Check every line below for the string "Class". Copy the ones that have it.

*** Opening Provided entries ***

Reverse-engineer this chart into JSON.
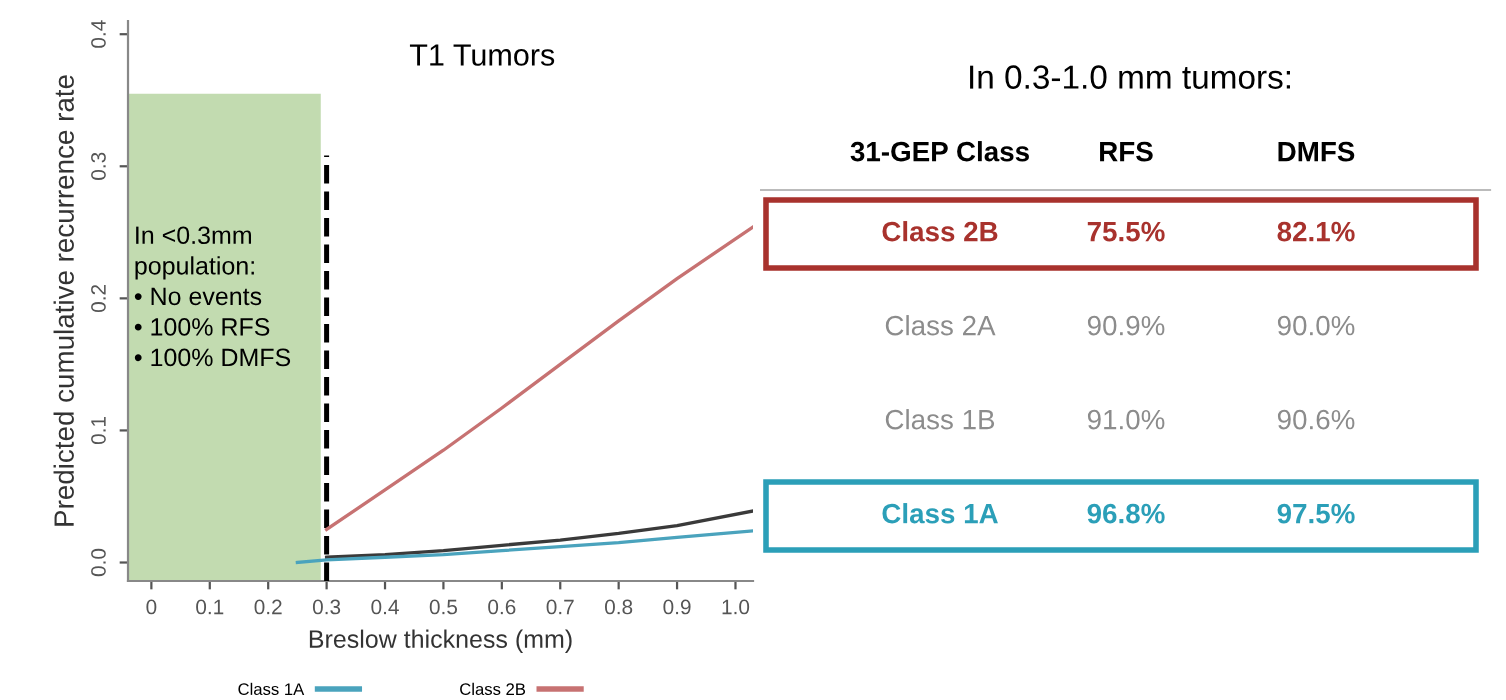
{
  "chart_data": [
    {
      "type": "line",
      "title": "T1 Tumors",
      "xlabel": "Breslow thickness (mm)",
      "ylabel": "Predicted cumulative recurrence rate",
      "xlim": [
        -0.04,
        1.03
      ],
      "ylim": [
        -0.014,
        0.41
      ],
      "xticks": [
        0,
        0.1,
        0.2,
        0.3,
        0.4,
        0.5,
        0.6,
        0.7,
        0.8,
        0.9,
        {
          "value": 1.0,
          "label": "1.0"
        }
      ],
      "yticks": [
        {
          "value": 0,
          "label": "0.0"
        },
        0.1,
        0.2,
        0.3,
        0.4
      ],
      "series": [
        {
          "color": "#3a3a3a",
          "x": [
            0.3,
            0.4,
            0.5,
            0.6,
            0.7,
            0.8,
            0.9,
            1.03
          ],
          "values": [
            0.004,
            0.006,
            0.009,
            0.013,
            0.017,
            0.022,
            0.028,
            0.039
          ]
        },
        {
          "name": "Class 1A",
          "color": "#4aa3bd",
          "x": [
            0.25,
            0.3,
            0.4,
            0.5,
            0.6,
            0.7,
            0.8,
            0.9,
            1.03
          ],
          "values": [
            0.0,
            0.002,
            0.004,
            0.006,
            0.009,
            0.012,
            0.015,
            0.019,
            0.024
          ]
        },
        {
          "name": "Class 2B",
          "color": "#c77272",
          "x": [
            0.3,
            0.4,
            0.5,
            0.6,
            0.7,
            0.8,
            0.9,
            1.03
          ],
          "values": [
            0.025,
            0.055,
            0.085,
            0.117,
            0.15,
            0.183,
            0.215,
            0.254
          ]
        }
      ],
      "bands": [
        {
          "axis": "x",
          "from": -0.04,
          "to": 0.29,
          "color": "#b3d29c"
        }
      ],
      "ref_lines": [
        {
          "axis": "x",
          "value": 0.3,
          "color": "#000000",
          "line_style": "dashed"
        }
      ],
      "annotations": [
        "In <0.3mm\npopulation:\n• No events\n• 100% RFS\n• 100% DMFS"
      ],
      "legend": "bottom",
      "marker": "none",
      "line_style": "solid",
      "grid": false
    },
    {
      "type": "other",
      "title": "In 0.3-1.0 mm tumors:",
      "annotations": [
        "31-GEP Class",
        "RFS",
        "DMFS",
        "Class 2B",
        "75.5%",
        "82.1%",
        "Class 2A",
        "90.9%",
        "90.0%",
        "Class 1B",
        "91.0%",
        "90.6%",
        "Class 1A",
        "96.8%",
        "97.5%"
      ],
      "colors": [
        "#a8322d",
        null,
        null,
        "#2b9fb8"
      ]
    }
  ]
}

*** Closing Provided entries ***

* Output of the exercise:
          "name": "Class 1A",
          "name": "Class 2B",
        "31-GEP Class",
        "Class 2B",
        "Class 2A",
        "Class 1B",
        "Class 1A",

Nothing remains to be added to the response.